* [Extracted data entries]:
- - - - - - -
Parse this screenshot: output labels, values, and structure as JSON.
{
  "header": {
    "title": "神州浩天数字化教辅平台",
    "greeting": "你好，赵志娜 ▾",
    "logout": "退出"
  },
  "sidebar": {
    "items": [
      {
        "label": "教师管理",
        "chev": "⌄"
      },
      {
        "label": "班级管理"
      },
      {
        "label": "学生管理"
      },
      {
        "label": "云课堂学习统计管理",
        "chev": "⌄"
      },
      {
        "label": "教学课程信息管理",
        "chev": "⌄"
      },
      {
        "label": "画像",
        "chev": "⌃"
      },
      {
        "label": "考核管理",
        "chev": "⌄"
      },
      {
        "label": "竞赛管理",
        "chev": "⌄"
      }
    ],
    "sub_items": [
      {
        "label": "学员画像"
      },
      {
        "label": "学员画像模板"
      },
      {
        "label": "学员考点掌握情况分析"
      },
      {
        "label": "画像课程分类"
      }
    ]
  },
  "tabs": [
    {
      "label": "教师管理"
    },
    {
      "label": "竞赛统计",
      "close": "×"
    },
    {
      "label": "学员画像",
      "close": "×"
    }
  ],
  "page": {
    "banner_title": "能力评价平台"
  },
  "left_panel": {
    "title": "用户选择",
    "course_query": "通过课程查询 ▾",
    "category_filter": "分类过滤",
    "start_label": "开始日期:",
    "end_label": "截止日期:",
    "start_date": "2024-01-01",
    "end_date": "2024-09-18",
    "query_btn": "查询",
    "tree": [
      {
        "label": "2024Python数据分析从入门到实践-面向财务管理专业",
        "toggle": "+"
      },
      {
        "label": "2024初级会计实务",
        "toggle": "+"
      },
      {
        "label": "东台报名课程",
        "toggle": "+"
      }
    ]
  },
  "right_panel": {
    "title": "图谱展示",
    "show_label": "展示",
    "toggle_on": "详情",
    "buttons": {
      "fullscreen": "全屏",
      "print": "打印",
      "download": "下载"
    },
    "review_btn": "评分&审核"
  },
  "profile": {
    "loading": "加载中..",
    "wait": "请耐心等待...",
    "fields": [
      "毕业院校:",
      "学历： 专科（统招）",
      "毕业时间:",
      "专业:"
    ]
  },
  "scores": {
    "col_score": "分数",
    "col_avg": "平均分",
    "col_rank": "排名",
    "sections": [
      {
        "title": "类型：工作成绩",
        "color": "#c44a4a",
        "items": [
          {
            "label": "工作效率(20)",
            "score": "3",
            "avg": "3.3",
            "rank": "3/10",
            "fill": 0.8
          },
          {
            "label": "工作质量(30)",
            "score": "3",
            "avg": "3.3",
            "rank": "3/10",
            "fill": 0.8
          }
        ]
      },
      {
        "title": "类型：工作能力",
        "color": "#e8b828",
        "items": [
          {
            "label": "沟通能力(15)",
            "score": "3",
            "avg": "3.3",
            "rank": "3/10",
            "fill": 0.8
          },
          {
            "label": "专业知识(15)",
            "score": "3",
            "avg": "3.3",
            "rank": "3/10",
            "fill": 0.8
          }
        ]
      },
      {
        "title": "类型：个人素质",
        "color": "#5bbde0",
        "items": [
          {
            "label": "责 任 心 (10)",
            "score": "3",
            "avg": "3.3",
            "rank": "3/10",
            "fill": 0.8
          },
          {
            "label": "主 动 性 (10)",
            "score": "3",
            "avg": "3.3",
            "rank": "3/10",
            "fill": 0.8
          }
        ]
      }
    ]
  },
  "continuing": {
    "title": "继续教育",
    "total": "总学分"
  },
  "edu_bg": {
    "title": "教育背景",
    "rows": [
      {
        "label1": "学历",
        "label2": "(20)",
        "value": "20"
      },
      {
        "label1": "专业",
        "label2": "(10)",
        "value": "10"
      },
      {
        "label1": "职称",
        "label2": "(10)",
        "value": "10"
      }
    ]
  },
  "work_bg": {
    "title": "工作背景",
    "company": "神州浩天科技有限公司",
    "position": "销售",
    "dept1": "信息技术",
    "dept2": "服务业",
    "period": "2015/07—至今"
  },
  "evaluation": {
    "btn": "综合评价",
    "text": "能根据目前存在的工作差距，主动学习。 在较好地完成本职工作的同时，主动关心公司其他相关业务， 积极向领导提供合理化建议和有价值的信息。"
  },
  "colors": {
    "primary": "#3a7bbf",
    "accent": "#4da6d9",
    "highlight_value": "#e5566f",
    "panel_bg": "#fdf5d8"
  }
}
- - - - - - -
Retype the listing exactly, in full.

* [SOLVED EXERCISE]:
Parse this screenshot: output labels, values, and structure as JSON.
{
  "header": {
    "title": "神州浩天数字化教辅平台",
    "greeting": "你好，赵志娜 ▾",
    "logout": "退出"
  },
  "sidebar": {
    "items": [
      {
        "label": "教师管理",
        "chev": "⌄"
      },
      {
        "label": "班级管理"
      },
      {
        "label": "学生管理"
      },
      {
        "label": "云课堂学习统计管理",
        "chev": "⌄"
      },
      {
        "label": "教学课程信息管理",
        "chev": "⌄"
      },
      {
        "label": "画像",
        "chev": "⌃"
      },
      {
        "label": "考核管理",
        "chev": "⌄"
      },
      {
        "label": "竞赛管理",
        "chev": "⌄"
      }
    ],
    "sub_items": [
      {
        "label": "学员画像"
      },
      {
        "label": "学员画像模板"
      },
      {
        "label": "学员考点掌握情况分析"
      },
      {
        "label": "画像课程分类"
      }
    ]
  },
  "tabs": [
    {
      "label": "教师管理"
    },
    {
      "label": "竞赛统计",
      "close": "×"
    },
    {
      "label": "学员画像",
      "close": "×"
    }
  ],
  "page": {
    "banner_title": "能力评价平台"
  },
  "left_panel": {
    "title": "用户选择",
    "course_query": "通过课程查询 ▾",
    "category_filter": "分类过滤",
    "start_label": "开始日期:",
    "end_label": "截止日期:",
    "start_date": "2024-01-01",
    "end_date": "2024-09-18",
    "query_btn": "查询",
    "tree": [
      {
        "label": "2024Python数据分析从入门到实践-面向财务管理专业",
        "toggle": "+"
      },
      {
        "label": "2024初级会计实务",
        "toggle": "+"
      },
      {
        "label": "东台报名课程",
        "toggle": "+"
      }
    ]
  },
  "right_panel": {
    "title": "图谱展示",
    "show_label": "展示",
    "toggle_on": "详情",
    "buttons": {
      "fullscreen": "全屏",
      "print": "打印",
      "download": "下载"
    },
    "review_btn": "评分&审核"
  },
  "profile": {
    "loading": "加载中..",
    "wait": "请耐心等待...",
    "fields": [
      "毕业院校:",
      "学历： 专科（统招）",
      "毕业时间:",
      "专业:"
    ]
  },
  "scores": {
    "col_score": "分数",
    "col_avg": "平均分",
    "col_rank": "排名",
    "sections": [
      {
        "title": "类型：工作成绩",
        "color": "#c44a4a",
        "items": [
          {
            "label": "工作效率(20)",
            "score": "3",
            "avg": "3.3",
            "rank": "3/10",
            "fill": 0.8
          },
          {
            "label": "工作质量(30)",
            "score": "3",
            "avg": "3.3",
            "rank": "3/10",
            "fill": 0.8
          }
        ]
      },
      {
        "title": "类型：工作能力",
        "color": "#e8b828",
        "items": [
          {
            "label": "沟通能力(15)",
            "score": "3",
            "avg": "3.3",
            "rank": "3/10",
            "fill": 0.8
          },
          {
            "label": "专业知识(15)",
            "score": "3",
            "avg": "3.3",
            "rank": "3/10",
            "fill": 0.8
          }
        ]
      },
      {
        "title": "类型：个人素质",
        "color": "#5bbde0",
        "items": [
          {
            "label": "责 任 心 (10)",
            "score": "3",
            "avg": "3.3",
            "rank": "3/10",
            "fill": 0.8
          },
          {
            "label": "主 动 性 (10)",
            "score": "3",
            "avg": "3.3",
            "rank": "3/10",
            "fill": 0.8
          }
        ]
      }
    ]
  },
  "continuing": {
    "title": "继续教育",
    "total": "总学分"
  },
  "edu_bg": {
    "title": "教育背景",
    "rows": [
      {
        "label1": "学历",
        "label2": "(20)",
        "value": "20"
      },
      {
        "label1": "专业",
        "label2": "(10)",
        "value": "10"
      },
      {
        "label1": "职称",
        "label2": "(10)",
        "value": "10"
      }
    ]
  },
  "work_bg": {
    "title": "工作背景",
    "company": "神州浩天科技有限公司",
    "position": "销售",
    "dept1": "信息技术",
    "dept2": "服务业",
    "period": "2015/07—至今"
  },
  "evaluation": {
    "btn": "综合评价",
    "text": "能根据目前存在的工作差距，主动学习。 在较好地完成本职工作的同时，主动关心公司其他相关业务， 积极向领导提供合理化建议和有价值的信息。"
  },
  "colors": {
    "primary": "#3a7bbf",
    "accent": "#4da6d9",
    "highlight_value": "#e5566f",
    "panel_bg": "#fdf5d8"
  }
}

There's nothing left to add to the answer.